Excerpts from a figure dataset:
+++++

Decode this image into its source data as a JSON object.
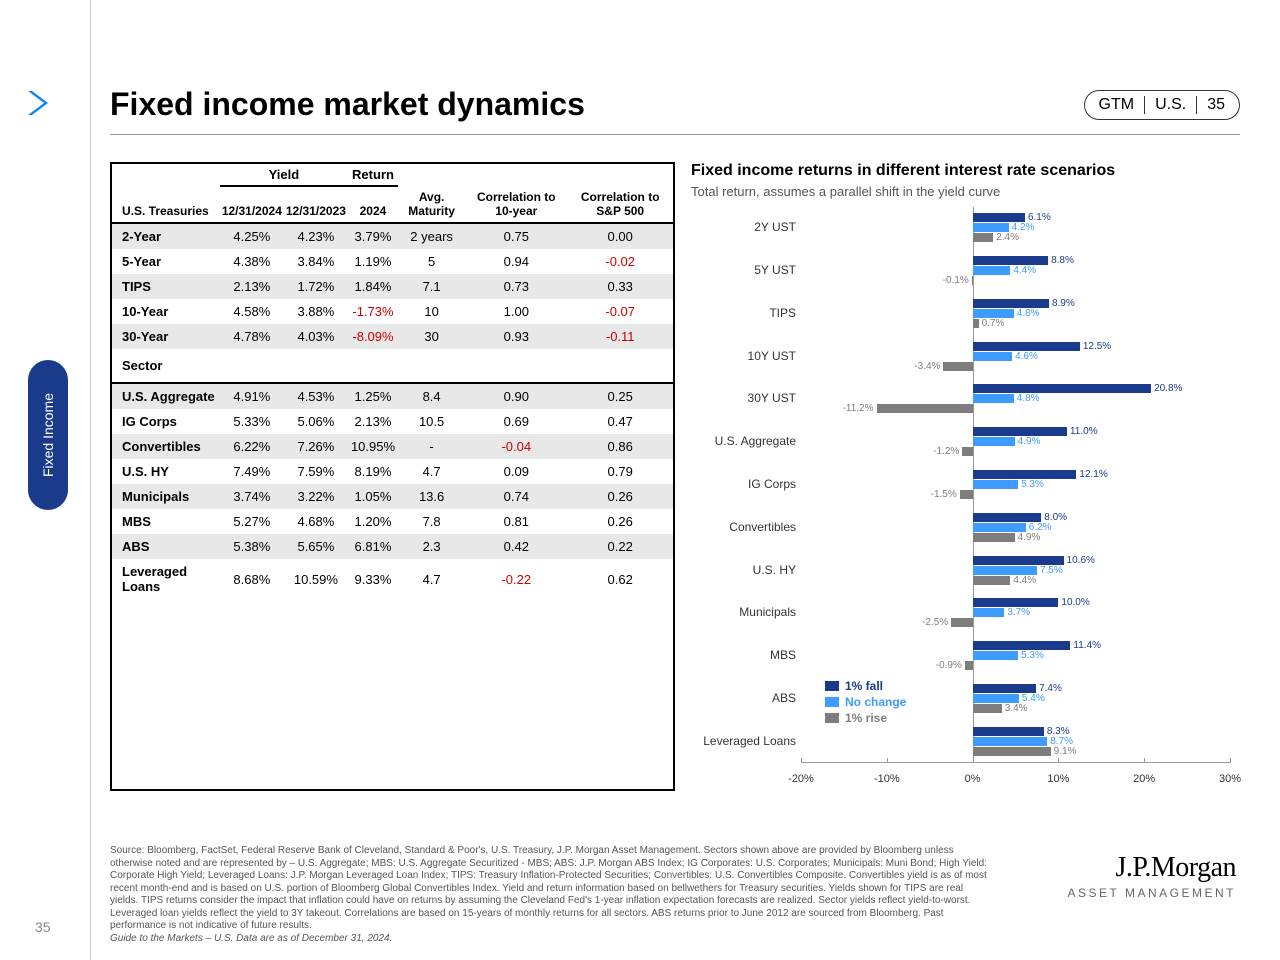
{
  "page": {
    "title": "Fixed income market dynamics",
    "side_tab": "Fixed Income",
    "page_number": "35",
    "pill": [
      "GTM",
      "U.S.",
      "35"
    ]
  },
  "table": {
    "group_headers": [
      "Yield",
      "Return"
    ],
    "col_headers": [
      "U.S. Treasuries",
      "12/31/2024",
      "12/31/2023",
      "2024",
      "Avg. Maturity",
      "Correlation to 10-year",
      "Correlation to S&P 500"
    ],
    "section1_rows": [
      {
        "label": "2-Year",
        "vals": [
          "4.25%",
          "4.23%",
          "3.79%",
          "2 years",
          "0.75",
          "0.00"
        ],
        "neg": []
      },
      {
        "label": "5-Year",
        "vals": [
          "4.38%",
          "3.84%",
          "1.19%",
          "5",
          "0.94",
          "-0.02"
        ],
        "neg": [
          5
        ]
      },
      {
        "label": "TIPS",
        "vals": [
          "2.13%",
          "1.72%",
          "1.84%",
          "7.1",
          "0.73",
          "0.33"
        ],
        "neg": []
      },
      {
        "label": "10-Year",
        "vals": [
          "4.58%",
          "3.88%",
          "-1.73%",
          "10",
          "1.00",
          "-0.07"
        ],
        "neg": [
          2,
          5
        ]
      },
      {
        "label": "30-Year",
        "vals": [
          "4.78%",
          "4.03%",
          "-8.09%",
          "30",
          "0.93",
          "-0.11"
        ],
        "neg": [
          2,
          5
        ]
      }
    ],
    "section2_header": "Sector",
    "section2_rows": [
      {
        "label": "U.S. Aggregate",
        "vals": [
          "4.91%",
          "4.53%",
          "1.25%",
          "8.4",
          "0.90",
          "0.25"
        ],
        "neg": []
      },
      {
        "label": "IG Corps",
        "vals": [
          "5.33%",
          "5.06%",
          "2.13%",
          "10.5",
          "0.69",
          "0.47"
        ],
        "neg": []
      },
      {
        "label": "Convertibles",
        "vals": [
          "6.22%",
          "7.26%",
          "10.95%",
          "-",
          "-0.04",
          "0.86"
        ],
        "neg": [
          4
        ]
      },
      {
        "label": "U.S. HY",
        "vals": [
          "7.49%",
          "7.59%",
          "8.19%",
          "4.7",
          "0.09",
          "0.79"
        ],
        "neg": []
      },
      {
        "label": "Municipals",
        "vals": [
          "3.74%",
          "3.22%",
          "1.05%",
          "13.6",
          "0.74",
          "0.26"
        ],
        "neg": []
      },
      {
        "label": "MBS",
        "vals": [
          "5.27%",
          "4.68%",
          "1.20%",
          "7.8",
          "0.81",
          "0.26"
        ],
        "neg": []
      },
      {
        "label": "ABS",
        "vals": [
          "5.38%",
          "5.65%",
          "6.81%",
          "2.3",
          "0.42",
          "0.22"
        ],
        "neg": []
      },
      {
        "label": "Leveraged Loans",
        "vals": [
          "8.68%",
          "10.59%",
          "9.33%",
          "4.7",
          "-0.22",
          "0.62"
        ],
        "neg": [
          4
        ]
      }
    ]
  },
  "chart": {
    "title": "Fixed income returns in different interest rate scenarios",
    "subtitle": "Total return, assumes a parallel shift in the yield curve",
    "categories": [
      "2Y UST",
      "5Y UST",
      "TIPS",
      "10Y UST",
      "30Y UST",
      "U.S. Aggregate",
      "IG Corps",
      "Convertibles",
      "U.S. HY",
      "Municipals",
      "MBS",
      "ABS",
      "Leveraged Loans"
    ],
    "series": [
      {
        "name": "1% fall",
        "color": "#1a3b8b",
        "data": [
          6.1,
          8.8,
          8.9,
          12.5,
          20.8,
          11.0,
          12.1,
          8.0,
          10.6,
          10.0,
          11.4,
          7.4,
          8.3
        ]
      },
      {
        "name": "No change",
        "color": "#3e9bff",
        "data": [
          4.2,
          4.4,
          4.8,
          4.6,
          4.8,
          4.9,
          5.3,
          6.2,
          7.5,
          3.7,
          5.3,
          5.4,
          8.7
        ]
      },
      {
        "name": "1% rise",
        "color": "#7d7d7d",
        "data": [
          2.4,
          -0.1,
          0.7,
          -3.4,
          -11.2,
          -1.2,
          -1.5,
          4.9,
          4.4,
          -2.5,
          -0.9,
          3.4,
          9.1
        ]
      }
    ],
    "xmin": -20,
    "xmax": 30,
    "xticks": [
      "-20%",
      "-10%",
      "0%",
      "10%",
      "20%",
      "30%"
    ],
    "legend_labels": [
      "1% fall",
      "No change",
      "1% rise"
    ]
  },
  "footer": {
    "text": "Source: Bloomberg, FactSet, Federal Reserve Bank of Cleveland, Standard & Poor's, U.S. Treasury, J.P. Morgan Asset Management. Sectors shown above are provided by Bloomberg unless otherwise noted and are represented by – U.S. Aggregate; MBS: U.S. Aggregate Securitized - MBS; ABS: J.P. Morgan ABS Index; IG Corporates: U.S. Corporates; Municipals: Muni Bond; High Yield: Corporate High Yield; Leveraged Loans: J.P. Morgan Leveraged Loan Index; TIPS: Treasury Inflation-Protected Securities; Convertibles: U.S. Convertibles Composite. Convertibles yield is as of most recent month-end and is based on U.S. portion of Bloomberg Global Convertibles Index. Yield and return information based on bellwethers for Treasury securities. Yields shown for TIPS are real yields. TIPS returns consider the impact that inflation could have on returns by assuming the Cleveland Fed's 1-year inflation expectation forecasts are realized. Sector yields reflect yield-to-worst. Leveraged loan yields reflect the yield to 3Y takeout. Correlations are based on 15-years of monthly returns for all sectors. ABS returns prior to June 2012 are sourced from Bloomberg. Past performance is not indicative of future results.",
    "guide": "Guide to the Markets – U.S. Data are as of December 31, 2024."
  },
  "logo": {
    "line1": "J.P.Morgan",
    "line2": "ASSET MANAGEMENT"
  }
}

+++++

> [THE REQUEST]:
Copy the records word for word, leaving no picture in the copy.

> [EXERCISE OUTPUT]:
Decode this image into its source data as a JSON object.
{
  "page": {
    "title": "Fixed income market dynamics",
    "side_tab": "Fixed Income",
    "page_number": "35",
    "pill": [
      "GTM",
      "U.S.",
      "35"
    ]
  },
  "table": {
    "group_headers": [
      "Yield",
      "Return"
    ],
    "col_headers": [
      "U.S. Treasuries",
      "12/31/2024",
      "12/31/2023",
      "2024",
      "Avg. Maturity",
      "Correlation to 10-year",
      "Correlation to S&P 500"
    ],
    "section1_rows": [
      {
        "label": "2-Year",
        "vals": [
          "4.25%",
          "4.23%",
          "3.79%",
          "2 years",
          "0.75",
          "0.00"
        ],
        "neg": []
      },
      {
        "label": "5-Year",
        "vals": [
          "4.38%",
          "3.84%",
          "1.19%",
          "5",
          "0.94",
          "-0.02"
        ],
        "neg": [
          5
        ]
      },
      {
        "label": "TIPS",
        "vals": [
          "2.13%",
          "1.72%",
          "1.84%",
          "7.1",
          "0.73",
          "0.33"
        ],
        "neg": []
      },
      {
        "label": "10-Year",
        "vals": [
          "4.58%",
          "3.88%",
          "-1.73%",
          "10",
          "1.00",
          "-0.07"
        ],
        "neg": [
          2,
          5
        ]
      },
      {
        "label": "30-Year",
        "vals": [
          "4.78%",
          "4.03%",
          "-8.09%",
          "30",
          "0.93",
          "-0.11"
        ],
        "neg": [
          2,
          5
        ]
      }
    ],
    "section2_header": "Sector",
    "section2_rows": [
      {
        "label": "U.S. Aggregate",
        "vals": [
          "4.91%",
          "4.53%",
          "1.25%",
          "8.4",
          "0.90",
          "0.25"
        ],
        "neg": []
      },
      {
        "label": "IG Corps",
        "vals": [
          "5.33%",
          "5.06%",
          "2.13%",
          "10.5",
          "0.69",
          "0.47"
        ],
        "neg": []
      },
      {
        "label": "Convertibles",
        "vals": [
          "6.22%",
          "7.26%",
          "10.95%",
          "-",
          "-0.04",
          "0.86"
        ],
        "neg": [
          4
        ]
      },
      {
        "label": "U.S. HY",
        "vals": [
          "7.49%",
          "7.59%",
          "8.19%",
          "4.7",
          "0.09",
          "0.79"
        ],
        "neg": []
      },
      {
        "label": "Municipals",
        "vals": [
          "3.74%",
          "3.22%",
          "1.05%",
          "13.6",
          "0.74",
          "0.26"
        ],
        "neg": []
      },
      {
        "label": "MBS",
        "vals": [
          "5.27%",
          "4.68%",
          "1.20%",
          "7.8",
          "0.81",
          "0.26"
        ],
        "neg": []
      },
      {
        "label": "ABS",
        "vals": [
          "5.38%",
          "5.65%",
          "6.81%",
          "2.3",
          "0.42",
          "0.22"
        ],
        "neg": []
      },
      {
        "label": "Leveraged Loans",
        "vals": [
          "8.68%",
          "10.59%",
          "9.33%",
          "4.7",
          "-0.22",
          "0.62"
        ],
        "neg": [
          4
        ]
      }
    ]
  },
  "chart": {
    "title": "Fixed income returns in different interest rate scenarios",
    "subtitle": "Total return, assumes a parallel shift in the yield curve",
    "categories": [
      "2Y UST",
      "5Y UST",
      "TIPS",
      "10Y UST",
      "30Y UST",
      "U.S. Aggregate",
      "IG Corps",
      "Convertibles",
      "U.S. HY",
      "Municipals",
      "MBS",
      "ABS",
      "Leveraged Loans"
    ],
    "series": [
      {
        "name": "1% fall",
        "color": "#1a3b8b",
        "data": [
          6.1,
          8.8,
          8.9,
          12.5,
          20.8,
          11.0,
          12.1,
          8.0,
          10.6,
          10.0,
          11.4,
          7.4,
          8.3
        ]
      },
      {
        "name": "No change",
        "color": "#3e9bff",
        "data": [
          4.2,
          4.4,
          4.8,
          4.6,
          4.8,
          4.9,
          5.3,
          6.2,
          7.5,
          3.7,
          5.3,
          5.4,
          8.7
        ]
      },
      {
        "name": "1% rise",
        "color": "#7d7d7d",
        "data": [
          2.4,
          -0.1,
          0.7,
          -3.4,
          -11.2,
          -1.2,
          -1.5,
          4.9,
          4.4,
          -2.5,
          -0.9,
          3.4,
          9.1
        ]
      }
    ],
    "xmin": -20,
    "xmax": 30,
    "xticks": [
      "-20%",
      "-10%",
      "0%",
      "10%",
      "20%",
      "30%"
    ],
    "legend_labels": [
      "1% fall",
      "No change",
      "1% rise"
    ]
  },
  "footer": {
    "text": "Source: Bloomberg, FactSet, Federal Reserve Bank of Cleveland, Standard & Poor's, U.S. Treasury, J.P. Morgan Asset Management. Sectors shown above are provided by Bloomberg unless otherwise noted and are represented by – U.S. Aggregate; MBS: U.S. Aggregate Securitized - MBS; ABS: J.P. Morgan ABS Index; IG Corporates: U.S. Corporates; Municipals: Muni Bond; High Yield: Corporate High Yield; Leveraged Loans: J.P. Morgan Leveraged Loan Index; TIPS: Treasury Inflation-Protected Securities; Convertibles: U.S. Convertibles Composite. Convertibles yield is as of most recent month-end and is based on U.S. portion of Bloomberg Global Convertibles Index. Yield and return information based on bellwethers for Treasury securities. Yields shown for TIPS are real yields. TIPS returns consider the impact that inflation could have on returns by assuming the Cleveland Fed's 1-year inflation expectation forecasts are realized. Sector yields reflect yield-to-worst. Leveraged loan yields reflect the yield to 3Y takeout. Correlations are based on 15-years of monthly returns for all sectors. ABS returns prior to June 2012 are sourced from Bloomberg. Past performance is not indicative of future results.",
    "guide": "Guide to the Markets – U.S. Data are as of December 31, 2024."
  },
  "logo": {
    "line1": "J.P.Morgan",
    "line2": "ASSET MANAGEMENT"
  }
}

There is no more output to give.